### Raw records
::::::::::

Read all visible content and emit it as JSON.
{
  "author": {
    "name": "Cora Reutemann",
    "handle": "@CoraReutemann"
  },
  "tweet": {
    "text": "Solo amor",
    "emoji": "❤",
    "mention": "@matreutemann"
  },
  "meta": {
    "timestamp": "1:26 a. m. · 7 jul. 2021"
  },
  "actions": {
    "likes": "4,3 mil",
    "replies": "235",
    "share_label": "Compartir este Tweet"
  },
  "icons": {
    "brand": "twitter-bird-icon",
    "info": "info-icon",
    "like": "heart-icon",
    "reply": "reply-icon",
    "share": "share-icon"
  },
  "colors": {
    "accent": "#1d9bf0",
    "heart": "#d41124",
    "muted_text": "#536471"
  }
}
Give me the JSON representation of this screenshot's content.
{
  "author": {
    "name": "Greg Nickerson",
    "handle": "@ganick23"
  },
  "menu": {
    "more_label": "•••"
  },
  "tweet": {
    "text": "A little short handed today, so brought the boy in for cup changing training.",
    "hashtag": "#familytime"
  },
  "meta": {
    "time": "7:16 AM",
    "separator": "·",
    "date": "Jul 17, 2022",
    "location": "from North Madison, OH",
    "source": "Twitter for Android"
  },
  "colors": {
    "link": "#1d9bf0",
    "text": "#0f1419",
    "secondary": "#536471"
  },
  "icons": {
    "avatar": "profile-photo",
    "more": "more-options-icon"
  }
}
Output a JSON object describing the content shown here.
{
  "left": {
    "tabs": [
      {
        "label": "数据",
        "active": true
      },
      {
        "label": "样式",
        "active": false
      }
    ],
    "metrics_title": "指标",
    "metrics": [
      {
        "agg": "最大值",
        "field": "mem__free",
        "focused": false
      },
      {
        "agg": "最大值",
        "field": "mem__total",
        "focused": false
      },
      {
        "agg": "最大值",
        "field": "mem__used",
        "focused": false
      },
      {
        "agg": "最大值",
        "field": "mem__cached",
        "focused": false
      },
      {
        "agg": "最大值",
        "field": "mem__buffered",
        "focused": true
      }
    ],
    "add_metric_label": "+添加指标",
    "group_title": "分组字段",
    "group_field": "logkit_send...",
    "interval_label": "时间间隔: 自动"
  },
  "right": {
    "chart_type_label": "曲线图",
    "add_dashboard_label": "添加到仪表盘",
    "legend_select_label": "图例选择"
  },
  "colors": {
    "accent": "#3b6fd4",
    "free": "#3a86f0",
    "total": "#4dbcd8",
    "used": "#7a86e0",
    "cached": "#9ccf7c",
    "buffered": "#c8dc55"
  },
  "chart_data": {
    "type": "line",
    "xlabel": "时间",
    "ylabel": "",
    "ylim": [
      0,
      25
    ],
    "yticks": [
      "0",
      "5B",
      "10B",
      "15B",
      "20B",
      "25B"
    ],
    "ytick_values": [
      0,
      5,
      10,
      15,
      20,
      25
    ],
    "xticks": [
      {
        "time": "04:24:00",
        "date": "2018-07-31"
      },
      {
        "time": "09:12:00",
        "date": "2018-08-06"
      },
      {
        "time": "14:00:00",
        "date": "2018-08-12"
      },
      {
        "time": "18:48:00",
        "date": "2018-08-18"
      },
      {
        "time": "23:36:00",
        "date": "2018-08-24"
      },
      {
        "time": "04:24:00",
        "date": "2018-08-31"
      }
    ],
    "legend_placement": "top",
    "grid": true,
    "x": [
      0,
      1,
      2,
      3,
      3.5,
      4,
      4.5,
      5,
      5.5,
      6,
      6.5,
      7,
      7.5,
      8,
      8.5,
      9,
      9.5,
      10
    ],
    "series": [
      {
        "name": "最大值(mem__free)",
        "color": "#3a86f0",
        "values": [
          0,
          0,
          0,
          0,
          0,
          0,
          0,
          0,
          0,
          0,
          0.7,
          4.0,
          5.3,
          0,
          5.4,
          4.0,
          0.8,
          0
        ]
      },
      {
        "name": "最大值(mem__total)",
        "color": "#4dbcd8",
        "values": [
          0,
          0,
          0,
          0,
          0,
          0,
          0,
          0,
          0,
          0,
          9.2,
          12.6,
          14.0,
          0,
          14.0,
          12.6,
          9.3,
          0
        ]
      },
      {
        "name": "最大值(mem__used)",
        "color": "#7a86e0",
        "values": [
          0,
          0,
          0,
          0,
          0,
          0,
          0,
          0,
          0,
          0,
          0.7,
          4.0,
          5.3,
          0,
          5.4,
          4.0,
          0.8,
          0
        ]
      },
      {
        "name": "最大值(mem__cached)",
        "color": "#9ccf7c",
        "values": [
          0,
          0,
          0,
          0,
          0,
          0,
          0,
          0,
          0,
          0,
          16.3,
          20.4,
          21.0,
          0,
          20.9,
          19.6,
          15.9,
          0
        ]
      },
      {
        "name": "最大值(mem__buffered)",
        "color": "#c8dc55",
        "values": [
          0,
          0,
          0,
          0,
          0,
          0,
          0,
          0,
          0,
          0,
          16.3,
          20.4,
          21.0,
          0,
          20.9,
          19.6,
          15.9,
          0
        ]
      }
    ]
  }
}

::::::::::

Retype the whole listing, matching it exactly.

### Response for this exercise
Read all visible content and emit it as JSON.
{
  "author": {
    "name": "Cora Reutemann",
    "handle": "@CoraReutemann"
  },
  "tweet": {
    "text": "Solo amor",
    "emoji": "❤",
    "mention": "@matreutemann"
  },
  "meta": {
    "timestamp": "1:26 a. m. · 7 jul. 2021"
  },
  "actions": {
    "likes": "4,3 mil",
    "replies": "235",
    "share_label": "Compartir este Tweet"
  },
  "icons": {
    "brand": "twitter-bird-icon",
    "info": "info-icon",
    "like": "heart-icon",
    "reply": "reply-icon",
    "share": "share-icon"
  },
  "colors": {
    "accent": "#1d9bf0",
    "heart": "#d41124",
    "muted_text": "#536471"
  }
}
Give me the JSON representation of this screenshot's content.
{
  "author": {
    "name": "Greg Nickerson",
    "handle": "@ganick23"
  },
  "menu": {
    "more_label": "•••"
  },
  "tweet": {
    "text": "A little short handed today, so brought the boy in for cup changing training.",
    "hashtag": "#familytime"
  },
  "meta": {
    "time": "7:16 AM",
    "separator": "·",
    "date": "Jul 17, 2022",
    "location": "from North Madison, OH",
    "source": "Twitter for Android"
  },
  "colors": {
    "link": "#1d9bf0",
    "text": "#0f1419",
    "secondary": "#536471"
  },
  "icons": {
    "avatar": "profile-photo",
    "more": "more-options-icon"
  }
}
Output a JSON object describing the content shown here.
{
  "left": {
    "tabs": [
      {
        "label": "数据",
        "active": true
      },
      {
        "label": "样式",
        "active": false
      }
    ],
    "metrics_title": "指标",
    "metrics": [
      {
        "agg": "最大值",
        "field": "mem__free",
        "focused": false
      },
      {
        "agg": "最大值",
        "field": "mem__total",
        "focused": false
      },
      {
        "agg": "最大值",
        "field": "mem__used",
        "focused": false
      },
      {
        "agg": "最大值",
        "field": "mem__cached",
        "focused": false
      },
      {
        "agg": "最大值",
        "field": "mem__buffered",
        "focused": true
      }
    ],
    "add_metric_label": "+添加指标",
    "group_title": "分组字段",
    "group_field": "logkit_send...",
    "interval_label": "时间间隔: 自动"
  },
  "right": {
    "chart_type_label": "曲线图",
    "add_dashboard_label": "添加到仪表盘",
    "legend_select_label": "图例选择"
  },
  "colors": {
    "accent": "#3b6fd4",
    "free": "#3a86f0",
    "total": "#4dbcd8",
    "used": "#7a86e0",
    "cached": "#9ccf7c",
    "buffered": "#c8dc55"
  },
  "chart_data": {
    "type": "line",
    "xlabel": "时间",
    "ylabel": "",
    "ylim": [
      0,
      25
    ],
    "yticks": [
      "0",
      "5B",
      "10B",
      "15B",
      "20B",
      "25B"
    ],
    "ytick_values": [
      0,
      5,
      10,
      15,
      20,
      25
    ],
    "xticks": [
      {
        "time": "04:24:00",
        "date": "2018-07-31"
      },
      {
        "time": "09:12:00",
        "date": "2018-08-06"
      },
      {
        "time": "14:00:00",
        "date": "2018-08-12"
      },
      {
        "time": "18:48:00",
        "date": "2018-08-18"
      },
      {
        "time": "23:36:00",
        "date": "2018-08-24"
      },
      {
        "time": "04:24:00",
        "date": "2018-08-31"
      }
    ],
    "legend_placement": "top",
    "grid": true,
    "x": [
      0,
      1,
      2,
      3,
      3.5,
      4,
      4.5,
      5,
      5.5,
      6,
      6.5,
      7,
      7.5,
      8,
      8.5,
      9,
      9.5,
      10
    ],
    "series": [
      {
        "name": "最大值(mem__free)",
        "color": "#3a86f0",
        "values": [
          0,
          0,
          0,
          0,
          0,
          0,
          0,
          0,
          0,
          0,
          0.7,
          4.0,
          5.3,
          0,
          5.4,
          4.0,
          0.8,
          0
        ]
      },
      {
        "name": "最大值(mem__total)",
        "color": "#4dbcd8",
        "values": [
          0,
          0,
          0,
          0,
          0,
          0,
          0,
          0,
          0,
          0,
          9.2,
          12.6,
          14.0,
          0,
          14.0,
          12.6,
          9.3,
          0
        ]
      },
      {
        "name": "最大值(mem__used)",
        "color": "#7a86e0",
        "values": [
          0,
          0,
          0,
          0,
          0,
          0,
          0,
          0,
          0,
          0,
          0.7,
          4.0,
          5.3,
          0,
          5.4,
          4.0,
          0.8,
          0
        ]
      },
      {
        "name": "最大值(mem__cached)",
        "color": "#9ccf7c",
        "values": [
          0,
          0,
          0,
          0,
          0,
          0,
          0,
          0,
          0,
          0,
          16.3,
          20.4,
          21.0,
          0,
          20.9,
          19.6,
          15.9,
          0
        ]
      },
      {
        "name": "最大值(mem__buffered)",
        "color": "#c8dc55",
        "values": [
          0,
          0,
          0,
          0,
          0,
          0,
          0,
          0,
          0,
          0,
          16.3,
          20.4,
          21.0,
          0,
          20.9,
          19.6,
          15.9,
          0
        ]
      }
    ]
  }
}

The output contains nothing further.